_Provided entries:_

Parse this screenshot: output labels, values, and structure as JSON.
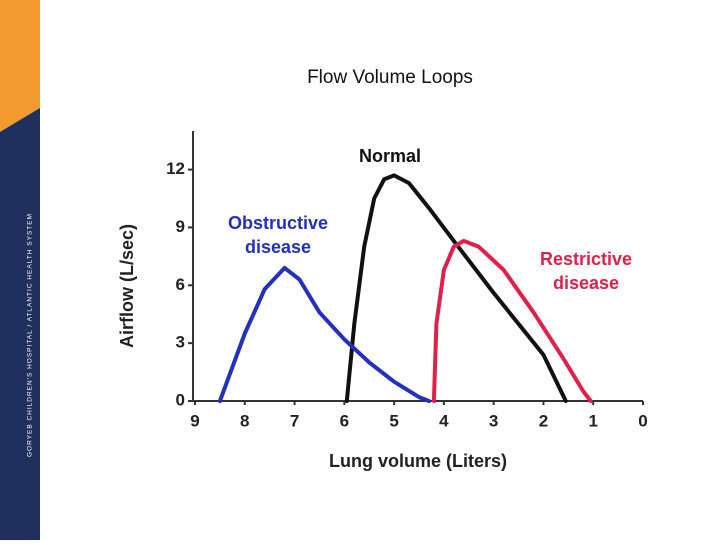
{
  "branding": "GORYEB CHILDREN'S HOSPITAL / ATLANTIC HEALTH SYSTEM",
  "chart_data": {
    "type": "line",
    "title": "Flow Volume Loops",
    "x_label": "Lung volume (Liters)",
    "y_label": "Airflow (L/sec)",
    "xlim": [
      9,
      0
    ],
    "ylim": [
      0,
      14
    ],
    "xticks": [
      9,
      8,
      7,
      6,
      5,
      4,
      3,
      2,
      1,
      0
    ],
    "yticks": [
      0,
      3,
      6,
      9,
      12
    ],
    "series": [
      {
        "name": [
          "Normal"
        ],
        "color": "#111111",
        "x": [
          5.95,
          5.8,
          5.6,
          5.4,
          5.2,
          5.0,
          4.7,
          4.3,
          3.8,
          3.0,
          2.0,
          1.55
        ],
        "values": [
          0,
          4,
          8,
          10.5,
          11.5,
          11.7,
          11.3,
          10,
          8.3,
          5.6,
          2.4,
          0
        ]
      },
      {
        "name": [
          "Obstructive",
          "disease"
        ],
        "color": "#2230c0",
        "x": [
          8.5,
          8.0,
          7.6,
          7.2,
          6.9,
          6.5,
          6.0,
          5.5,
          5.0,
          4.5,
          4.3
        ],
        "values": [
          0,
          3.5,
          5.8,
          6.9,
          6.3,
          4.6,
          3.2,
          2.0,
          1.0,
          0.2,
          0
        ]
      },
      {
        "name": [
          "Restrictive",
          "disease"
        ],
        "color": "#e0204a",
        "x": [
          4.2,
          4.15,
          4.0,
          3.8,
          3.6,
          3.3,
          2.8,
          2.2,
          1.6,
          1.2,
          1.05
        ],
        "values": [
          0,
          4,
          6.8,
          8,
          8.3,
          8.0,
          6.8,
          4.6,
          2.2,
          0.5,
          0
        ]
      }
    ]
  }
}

_Task to carry out:_ Leave the pictures out and copy the rest of the data exactly.

_Solved problem:_
Parse this screenshot: output labels, values, and structure as JSON.
{
  "branding": "GORYEB CHILDREN'S HOSPITAL / ATLANTIC HEALTH SYSTEM",
  "chart_data": {
    "type": "line",
    "title": "Flow Volume Loops",
    "x_label": "Lung volume (Liters)",
    "y_label": "Airflow (L/sec)",
    "xlim": [
      9,
      0
    ],
    "ylim": [
      0,
      14
    ],
    "xticks": [
      9,
      8,
      7,
      6,
      5,
      4,
      3,
      2,
      1,
      0
    ],
    "yticks": [
      0,
      3,
      6,
      9,
      12
    ],
    "series": [
      {
        "name": [
          "Normal"
        ],
        "color": "#111111",
        "x": [
          5.95,
          5.8,
          5.6,
          5.4,
          5.2,
          5.0,
          4.7,
          4.3,
          3.8,
          3.0,
          2.0,
          1.55
        ],
        "values": [
          0,
          4,
          8,
          10.5,
          11.5,
          11.7,
          11.3,
          10,
          8.3,
          5.6,
          2.4,
          0
        ]
      },
      {
        "name": [
          "Obstructive",
          "disease"
        ],
        "color": "#2230c0",
        "x": [
          8.5,
          8.0,
          7.6,
          7.2,
          6.9,
          6.5,
          6.0,
          5.5,
          5.0,
          4.5,
          4.3
        ],
        "values": [
          0,
          3.5,
          5.8,
          6.9,
          6.3,
          4.6,
          3.2,
          2.0,
          1.0,
          0.2,
          0
        ]
      },
      {
        "name": [
          "Restrictive",
          "disease"
        ],
        "color": "#e0204a",
        "x": [
          4.2,
          4.15,
          4.0,
          3.8,
          3.6,
          3.3,
          2.8,
          2.2,
          1.6,
          1.2,
          1.05
        ],
        "values": [
          0,
          4,
          6.8,
          8,
          8.3,
          8.0,
          6.8,
          4.6,
          2.2,
          0.5,
          0
        ]
      }
    ]
  }
}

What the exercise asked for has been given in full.